■ **WORK TO COMPLETE**
Duplicate the stretch of material from the line containing "segment this screenshot: for" through the line containing "legend-label-iso: ISO [698,82,726,99]", including both of those lines. Leave the pictures out of your answer.

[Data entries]

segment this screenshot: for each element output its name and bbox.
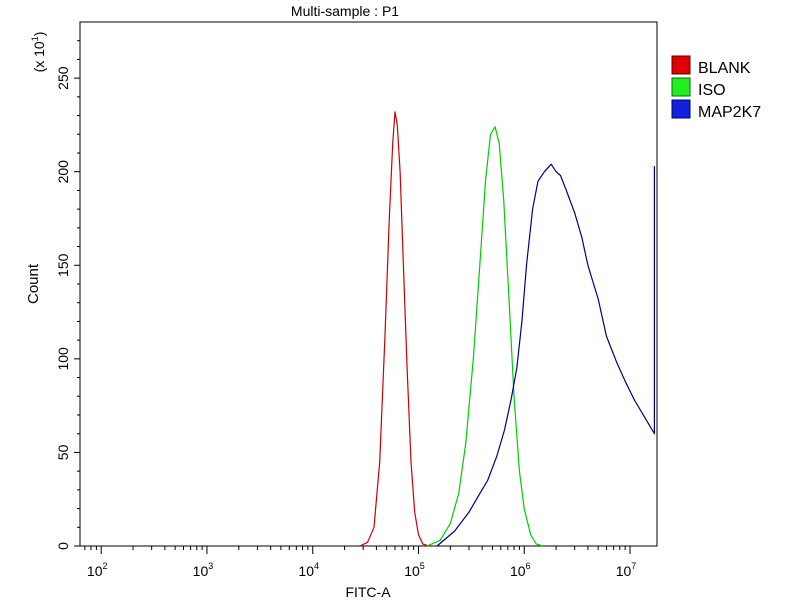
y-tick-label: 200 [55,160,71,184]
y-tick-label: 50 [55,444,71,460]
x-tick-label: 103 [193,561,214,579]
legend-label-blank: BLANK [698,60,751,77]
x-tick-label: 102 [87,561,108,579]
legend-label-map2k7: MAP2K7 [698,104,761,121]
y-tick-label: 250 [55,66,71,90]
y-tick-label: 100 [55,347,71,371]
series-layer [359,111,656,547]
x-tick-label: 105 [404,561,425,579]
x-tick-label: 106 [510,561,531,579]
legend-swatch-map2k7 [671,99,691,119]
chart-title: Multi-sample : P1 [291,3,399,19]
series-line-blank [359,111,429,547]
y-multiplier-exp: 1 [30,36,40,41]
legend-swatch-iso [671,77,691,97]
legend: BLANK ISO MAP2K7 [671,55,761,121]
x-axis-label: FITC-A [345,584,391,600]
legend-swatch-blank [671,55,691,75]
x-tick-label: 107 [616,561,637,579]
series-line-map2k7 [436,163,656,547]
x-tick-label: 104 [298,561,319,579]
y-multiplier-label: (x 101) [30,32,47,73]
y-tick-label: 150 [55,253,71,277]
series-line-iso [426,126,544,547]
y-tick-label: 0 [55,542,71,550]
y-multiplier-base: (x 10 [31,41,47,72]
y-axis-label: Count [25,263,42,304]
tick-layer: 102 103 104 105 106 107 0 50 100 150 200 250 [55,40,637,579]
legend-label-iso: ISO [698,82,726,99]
* * *
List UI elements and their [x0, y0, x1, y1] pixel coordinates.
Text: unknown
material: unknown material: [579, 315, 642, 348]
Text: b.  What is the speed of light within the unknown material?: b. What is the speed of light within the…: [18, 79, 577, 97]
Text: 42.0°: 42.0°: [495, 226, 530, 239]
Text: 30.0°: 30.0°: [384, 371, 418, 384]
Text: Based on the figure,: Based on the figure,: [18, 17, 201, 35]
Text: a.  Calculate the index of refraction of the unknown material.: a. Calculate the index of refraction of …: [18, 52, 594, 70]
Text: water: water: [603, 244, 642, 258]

■ **ANSWER IN FULL**
segment this screenshot: for each element output its name and bbox.
y-tick-label: 200 [55,160,71,184]
y-tick-label: 50 [55,444,71,460]
x-tick-label: 103 [193,561,214,579]
legend-label-blank: BLANK [698,60,751,77]
x-tick-label: 102 [87,561,108,579]
legend-label-map2k7: MAP2K7 [698,104,761,121]
y-tick-label: 250 [55,66,71,90]
y-tick-label: 100 [55,347,71,371]
series-layer [359,111,656,547]
x-tick-label: 105 [404,561,425,579]
x-tick-label: 106 [510,561,531,579]
legend-swatch-map2k7 [671,99,691,119]
chart-title: Multi-sample : P1 [291,3,399,19]
series-line-blank [359,111,429,547]
y-multiplier-exp: 1 [30,36,40,41]
legend-swatch-iso [671,77,691,97]
legend: BLANK ISO MAP2K7 [671,55,761,121]
x-axis-label: FITC-A [345,584,391,600]
legend-swatch-blank [671,55,691,75]
x-tick-label: 107 [616,561,637,579]
series-line-map2k7 [436,163,656,547]
x-tick-label: 104 [298,561,319,579]
y-multiplier-label: (x 101) [30,32,47,73]
y-tick-label: 150 [55,253,71,277]
series-line-iso [426,126,544,547]
y-tick-label: 0 [55,542,71,550]
y-multiplier-base: (x 10 [31,41,47,72]
y-axis-label: Count [25,263,42,304]
tick-layer: 102 103 104 105 106 107 0 50 100 150 200 250 [55,40,637,579]
legend-label-iso: ISO [698,82,726,99]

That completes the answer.